§ What to do: Please duplicate the part of the material that opens with the line containing "volume-bar [405,521,416,529]" and closes with the line containing "quote-value: 3507.19 [1285,332,1327,343]", reproducing both of those lines and everything between them.

start Task input

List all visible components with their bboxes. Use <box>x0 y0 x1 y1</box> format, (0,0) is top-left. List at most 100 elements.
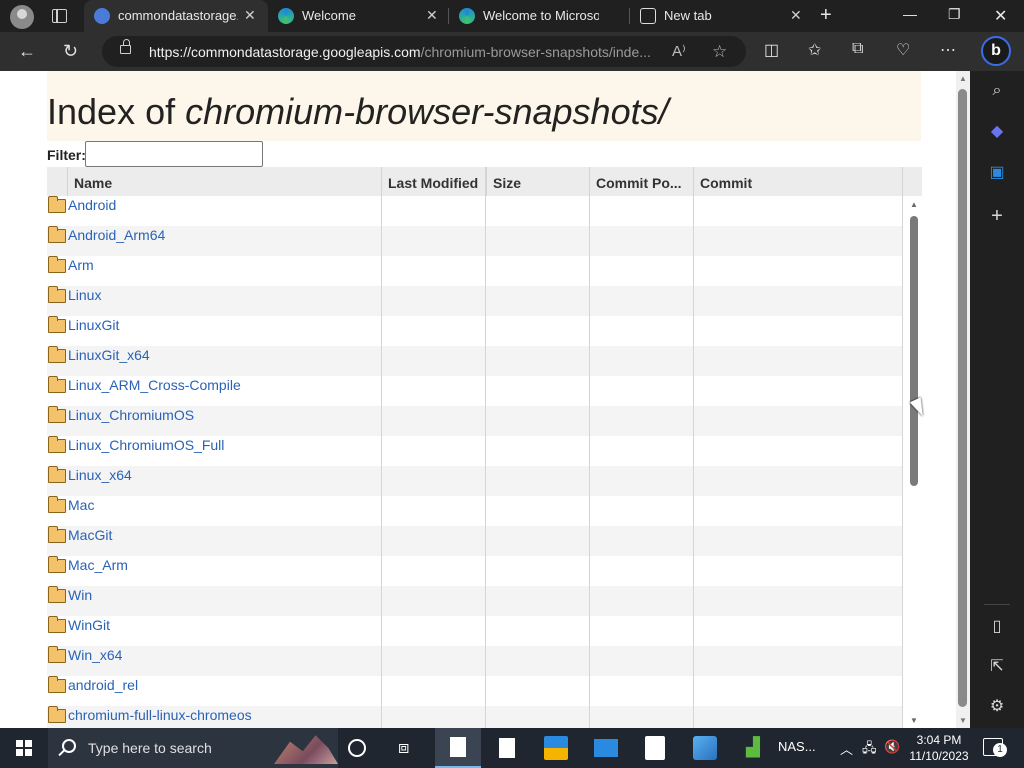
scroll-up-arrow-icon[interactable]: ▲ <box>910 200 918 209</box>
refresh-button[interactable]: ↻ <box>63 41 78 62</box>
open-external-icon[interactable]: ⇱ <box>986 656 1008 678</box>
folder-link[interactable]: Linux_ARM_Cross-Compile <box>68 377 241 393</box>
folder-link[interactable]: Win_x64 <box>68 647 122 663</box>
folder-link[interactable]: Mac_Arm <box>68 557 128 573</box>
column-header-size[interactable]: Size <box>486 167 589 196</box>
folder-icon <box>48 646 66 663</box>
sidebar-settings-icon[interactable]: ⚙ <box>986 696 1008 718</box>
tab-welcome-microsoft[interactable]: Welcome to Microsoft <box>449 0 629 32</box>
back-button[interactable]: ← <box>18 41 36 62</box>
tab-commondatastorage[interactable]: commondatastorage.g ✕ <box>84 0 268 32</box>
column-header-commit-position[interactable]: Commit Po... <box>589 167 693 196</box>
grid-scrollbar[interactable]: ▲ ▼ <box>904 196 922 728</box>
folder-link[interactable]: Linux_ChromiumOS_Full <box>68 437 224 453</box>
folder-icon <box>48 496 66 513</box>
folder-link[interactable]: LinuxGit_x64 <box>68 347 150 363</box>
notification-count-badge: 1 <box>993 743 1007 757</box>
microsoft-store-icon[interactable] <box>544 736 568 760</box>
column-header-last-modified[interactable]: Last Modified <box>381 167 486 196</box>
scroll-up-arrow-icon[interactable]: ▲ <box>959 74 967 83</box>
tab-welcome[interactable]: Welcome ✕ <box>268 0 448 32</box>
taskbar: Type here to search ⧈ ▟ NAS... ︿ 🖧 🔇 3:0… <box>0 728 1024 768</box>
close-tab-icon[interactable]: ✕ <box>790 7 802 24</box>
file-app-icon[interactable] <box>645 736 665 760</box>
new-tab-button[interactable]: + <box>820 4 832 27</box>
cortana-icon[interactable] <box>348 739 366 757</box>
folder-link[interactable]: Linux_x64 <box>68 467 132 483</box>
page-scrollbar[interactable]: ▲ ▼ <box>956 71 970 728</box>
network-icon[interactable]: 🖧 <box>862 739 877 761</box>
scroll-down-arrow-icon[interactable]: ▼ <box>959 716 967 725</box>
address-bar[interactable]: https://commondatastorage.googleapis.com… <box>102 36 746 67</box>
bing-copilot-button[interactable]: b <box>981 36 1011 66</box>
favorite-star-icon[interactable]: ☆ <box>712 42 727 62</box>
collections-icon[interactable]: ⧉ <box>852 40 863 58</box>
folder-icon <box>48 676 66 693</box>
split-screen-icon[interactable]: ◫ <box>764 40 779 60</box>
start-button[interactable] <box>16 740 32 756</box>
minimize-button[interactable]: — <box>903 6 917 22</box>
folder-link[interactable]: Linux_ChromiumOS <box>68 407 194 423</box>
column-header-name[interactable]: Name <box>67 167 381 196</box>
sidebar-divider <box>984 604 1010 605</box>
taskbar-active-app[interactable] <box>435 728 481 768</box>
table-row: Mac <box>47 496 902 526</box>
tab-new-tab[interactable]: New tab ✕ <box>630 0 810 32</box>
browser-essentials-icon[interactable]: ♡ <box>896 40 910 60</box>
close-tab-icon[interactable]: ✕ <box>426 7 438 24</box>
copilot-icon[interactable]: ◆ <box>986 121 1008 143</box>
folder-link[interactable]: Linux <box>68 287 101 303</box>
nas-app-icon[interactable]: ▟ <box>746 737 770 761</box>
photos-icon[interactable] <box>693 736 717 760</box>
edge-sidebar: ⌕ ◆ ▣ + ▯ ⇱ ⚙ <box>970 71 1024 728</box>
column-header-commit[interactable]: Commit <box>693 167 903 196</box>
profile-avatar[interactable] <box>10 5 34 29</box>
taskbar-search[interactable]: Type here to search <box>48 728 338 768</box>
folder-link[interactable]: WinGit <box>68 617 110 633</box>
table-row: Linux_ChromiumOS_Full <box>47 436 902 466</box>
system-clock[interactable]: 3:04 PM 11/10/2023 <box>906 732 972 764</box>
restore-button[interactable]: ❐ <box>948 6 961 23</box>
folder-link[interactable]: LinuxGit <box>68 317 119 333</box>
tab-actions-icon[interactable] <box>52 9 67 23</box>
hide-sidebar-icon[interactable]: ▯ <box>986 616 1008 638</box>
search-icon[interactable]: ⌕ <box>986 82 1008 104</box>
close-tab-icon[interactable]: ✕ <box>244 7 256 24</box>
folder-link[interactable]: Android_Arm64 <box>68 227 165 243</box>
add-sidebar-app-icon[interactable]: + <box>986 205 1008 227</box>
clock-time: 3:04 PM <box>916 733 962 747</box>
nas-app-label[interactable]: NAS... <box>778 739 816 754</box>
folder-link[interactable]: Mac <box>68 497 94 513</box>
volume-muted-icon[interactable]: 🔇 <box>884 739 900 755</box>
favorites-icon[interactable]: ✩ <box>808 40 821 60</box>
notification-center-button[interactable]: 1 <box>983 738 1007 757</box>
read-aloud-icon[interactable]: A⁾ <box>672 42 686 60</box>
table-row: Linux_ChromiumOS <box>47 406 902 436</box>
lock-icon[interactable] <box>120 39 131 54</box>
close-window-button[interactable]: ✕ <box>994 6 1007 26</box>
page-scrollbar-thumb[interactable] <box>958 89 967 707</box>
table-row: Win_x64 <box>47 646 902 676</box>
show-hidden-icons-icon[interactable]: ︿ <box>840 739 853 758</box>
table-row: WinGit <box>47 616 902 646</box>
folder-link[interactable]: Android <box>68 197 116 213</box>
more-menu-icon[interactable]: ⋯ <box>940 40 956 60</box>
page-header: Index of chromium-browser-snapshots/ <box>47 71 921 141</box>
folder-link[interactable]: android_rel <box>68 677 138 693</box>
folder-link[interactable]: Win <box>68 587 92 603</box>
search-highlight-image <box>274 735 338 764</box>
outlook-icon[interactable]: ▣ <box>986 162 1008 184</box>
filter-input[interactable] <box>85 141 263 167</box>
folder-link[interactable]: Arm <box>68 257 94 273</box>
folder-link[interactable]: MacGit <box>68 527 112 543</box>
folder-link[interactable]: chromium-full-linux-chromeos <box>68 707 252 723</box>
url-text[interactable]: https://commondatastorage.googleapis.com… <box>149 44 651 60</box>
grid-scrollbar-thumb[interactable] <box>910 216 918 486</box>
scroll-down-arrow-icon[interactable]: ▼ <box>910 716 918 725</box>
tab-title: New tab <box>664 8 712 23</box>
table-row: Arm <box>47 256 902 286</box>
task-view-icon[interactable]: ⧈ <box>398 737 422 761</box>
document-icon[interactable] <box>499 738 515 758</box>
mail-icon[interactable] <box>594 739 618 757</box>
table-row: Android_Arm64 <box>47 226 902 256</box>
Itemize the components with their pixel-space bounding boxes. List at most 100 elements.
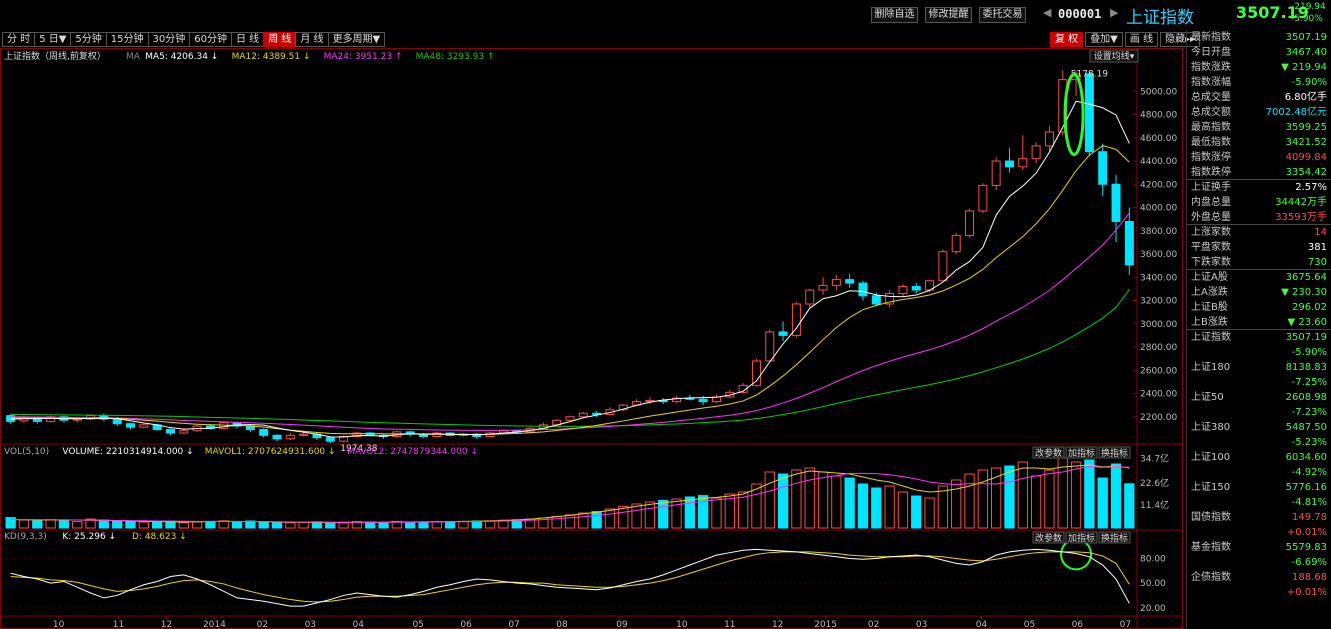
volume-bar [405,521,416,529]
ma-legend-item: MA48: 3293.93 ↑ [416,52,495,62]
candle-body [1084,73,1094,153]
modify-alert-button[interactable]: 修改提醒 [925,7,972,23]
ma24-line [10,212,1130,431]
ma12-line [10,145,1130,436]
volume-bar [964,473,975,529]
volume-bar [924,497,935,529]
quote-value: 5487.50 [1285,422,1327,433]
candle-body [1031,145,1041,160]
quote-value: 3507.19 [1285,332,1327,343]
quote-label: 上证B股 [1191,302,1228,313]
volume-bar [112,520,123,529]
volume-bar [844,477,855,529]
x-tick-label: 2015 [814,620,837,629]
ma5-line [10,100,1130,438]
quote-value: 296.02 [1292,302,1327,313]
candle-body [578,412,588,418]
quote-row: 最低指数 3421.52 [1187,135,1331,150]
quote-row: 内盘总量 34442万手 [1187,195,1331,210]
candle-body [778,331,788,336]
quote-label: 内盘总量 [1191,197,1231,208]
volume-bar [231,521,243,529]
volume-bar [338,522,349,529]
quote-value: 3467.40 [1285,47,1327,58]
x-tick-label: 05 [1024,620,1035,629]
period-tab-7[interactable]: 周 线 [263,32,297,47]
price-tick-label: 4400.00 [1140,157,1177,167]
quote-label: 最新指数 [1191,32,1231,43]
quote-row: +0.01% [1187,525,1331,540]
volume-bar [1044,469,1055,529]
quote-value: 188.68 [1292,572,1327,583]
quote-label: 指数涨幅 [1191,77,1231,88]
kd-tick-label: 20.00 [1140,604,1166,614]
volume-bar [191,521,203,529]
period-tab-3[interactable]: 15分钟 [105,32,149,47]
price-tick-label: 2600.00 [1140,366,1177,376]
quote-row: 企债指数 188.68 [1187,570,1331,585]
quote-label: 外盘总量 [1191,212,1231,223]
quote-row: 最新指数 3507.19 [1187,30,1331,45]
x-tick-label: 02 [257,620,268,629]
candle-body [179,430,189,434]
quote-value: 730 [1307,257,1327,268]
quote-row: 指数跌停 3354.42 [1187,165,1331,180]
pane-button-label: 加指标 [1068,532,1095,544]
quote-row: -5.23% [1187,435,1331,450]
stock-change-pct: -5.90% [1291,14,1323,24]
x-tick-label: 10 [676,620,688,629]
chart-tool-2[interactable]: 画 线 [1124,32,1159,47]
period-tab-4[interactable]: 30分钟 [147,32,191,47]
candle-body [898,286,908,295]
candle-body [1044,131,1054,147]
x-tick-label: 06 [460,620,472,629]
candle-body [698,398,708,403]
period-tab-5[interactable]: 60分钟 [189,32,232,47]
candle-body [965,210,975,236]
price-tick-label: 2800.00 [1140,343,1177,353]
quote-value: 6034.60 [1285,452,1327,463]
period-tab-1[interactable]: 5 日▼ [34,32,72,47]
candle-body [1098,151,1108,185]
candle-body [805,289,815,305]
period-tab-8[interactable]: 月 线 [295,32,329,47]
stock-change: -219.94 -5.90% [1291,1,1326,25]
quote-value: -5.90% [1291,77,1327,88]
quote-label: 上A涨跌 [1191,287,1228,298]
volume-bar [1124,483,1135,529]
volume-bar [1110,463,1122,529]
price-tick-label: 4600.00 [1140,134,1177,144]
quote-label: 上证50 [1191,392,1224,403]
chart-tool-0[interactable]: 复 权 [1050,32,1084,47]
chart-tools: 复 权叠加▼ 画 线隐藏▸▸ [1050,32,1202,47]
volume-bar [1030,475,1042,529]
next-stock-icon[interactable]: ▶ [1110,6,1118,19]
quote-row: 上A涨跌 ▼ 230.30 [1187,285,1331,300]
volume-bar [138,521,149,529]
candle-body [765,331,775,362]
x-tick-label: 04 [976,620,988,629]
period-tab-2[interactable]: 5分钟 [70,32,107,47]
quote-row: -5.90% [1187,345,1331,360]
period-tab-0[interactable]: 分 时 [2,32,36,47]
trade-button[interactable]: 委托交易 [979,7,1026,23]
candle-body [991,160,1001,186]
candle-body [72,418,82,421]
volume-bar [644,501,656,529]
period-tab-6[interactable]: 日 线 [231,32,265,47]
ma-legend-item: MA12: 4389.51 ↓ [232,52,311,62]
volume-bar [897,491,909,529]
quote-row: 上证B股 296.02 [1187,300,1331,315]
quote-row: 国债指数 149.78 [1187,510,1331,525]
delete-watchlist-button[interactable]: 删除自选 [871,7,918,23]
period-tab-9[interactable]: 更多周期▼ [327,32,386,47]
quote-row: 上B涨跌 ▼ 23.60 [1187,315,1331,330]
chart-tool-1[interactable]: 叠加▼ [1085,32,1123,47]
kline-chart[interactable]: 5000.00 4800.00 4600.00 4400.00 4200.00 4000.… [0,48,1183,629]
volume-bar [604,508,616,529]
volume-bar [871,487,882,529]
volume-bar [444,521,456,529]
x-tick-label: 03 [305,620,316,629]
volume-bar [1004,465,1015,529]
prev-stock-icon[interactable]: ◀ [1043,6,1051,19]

end Task input

§ Response for this exercise:
volume-bar [405,521,416,529]
ma-legend-item: MA48: 3293.93 ↑ [416,52,495,62]
candle-body [1084,73,1094,153]
modify-alert-button[interactable]: 修改提醒 [925,7,972,23]
ma24-line [10,212,1130,431]
ma12-line [10,145,1130,436]
volume-bar [964,473,975,529]
volume-bar [924,497,935,529]
quote-value: 5487.50 [1285,422,1327,433]
candle-body [1031,145,1041,160]
quote-value: 3507.19 [1285,332,1327,343]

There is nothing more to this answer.